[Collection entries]
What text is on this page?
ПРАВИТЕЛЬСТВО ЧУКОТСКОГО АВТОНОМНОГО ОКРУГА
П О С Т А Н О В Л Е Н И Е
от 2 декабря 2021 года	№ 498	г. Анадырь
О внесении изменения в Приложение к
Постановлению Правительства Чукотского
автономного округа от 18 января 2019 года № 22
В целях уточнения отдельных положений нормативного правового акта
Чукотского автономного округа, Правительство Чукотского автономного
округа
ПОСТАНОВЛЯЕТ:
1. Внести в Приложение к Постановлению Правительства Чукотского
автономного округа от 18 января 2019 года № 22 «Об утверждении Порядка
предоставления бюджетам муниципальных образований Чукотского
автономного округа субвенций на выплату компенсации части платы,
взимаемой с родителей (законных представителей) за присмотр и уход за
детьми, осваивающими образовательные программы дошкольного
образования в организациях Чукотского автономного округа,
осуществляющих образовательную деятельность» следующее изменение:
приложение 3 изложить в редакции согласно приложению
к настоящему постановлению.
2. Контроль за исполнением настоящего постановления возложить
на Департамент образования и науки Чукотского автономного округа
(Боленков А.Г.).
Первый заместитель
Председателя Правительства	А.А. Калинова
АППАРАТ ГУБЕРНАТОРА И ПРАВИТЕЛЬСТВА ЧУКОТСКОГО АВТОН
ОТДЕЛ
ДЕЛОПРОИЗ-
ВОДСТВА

Exercise description: Go through the records and print each one exactly.

Exercise answer:
What text is on this page?
ПРАВИТЕЛЬСТВО ЧУКОТСКОГО АВТОНОМНОГО ОКРУГА
П О С Т А Н О В Л Е Н И Е
от 2 декабря 2021 года	№ 498	г. Анадырь
О внесении изменения в Приложение к
Постановлению Правительства Чукотского
автономного округа от 18 января 2019 года № 22
В целях уточнения отдельных положений нормативного правового акта
Чукотского автономного округа, Правительство Чукотского автономного
округа
ПОСТАНОВЛЯЕТ:
1. Внести в Приложение к Постановлению Правительства Чукотского
автономного округа от 18 января 2019 года № 22 «Об утверждении Порядка
предоставления бюджетам муниципальных образований Чукотского
автономного округа субвенций на выплату компенсации части платы,
взимаемой с родителей (законных представителей) за присмотр и уход за
детьми, осваивающими образовательные программы дошкольного
образования в организациях Чукотского автономного округа,
осуществляющих образовательную деятельность» следующее изменение:
приложение 3 изложить в редакции согласно приложению
к настоящему постановлению.
2. Контроль за исполнением настоящего постановления возложить
на Департамент образования и науки Чукотского автономного округа
(Боленков А.Г.).
Первый заместитель
Председателя Правительства	А.А. Калинова
АППАРАТ ГУБЕРНАТОРА И ПРАВИТЕЛЬСТВА ЧУКОТСКОГО АВТОН
ОТДЕЛ
ДЕЛОПРОИЗ-
ВОДСТВА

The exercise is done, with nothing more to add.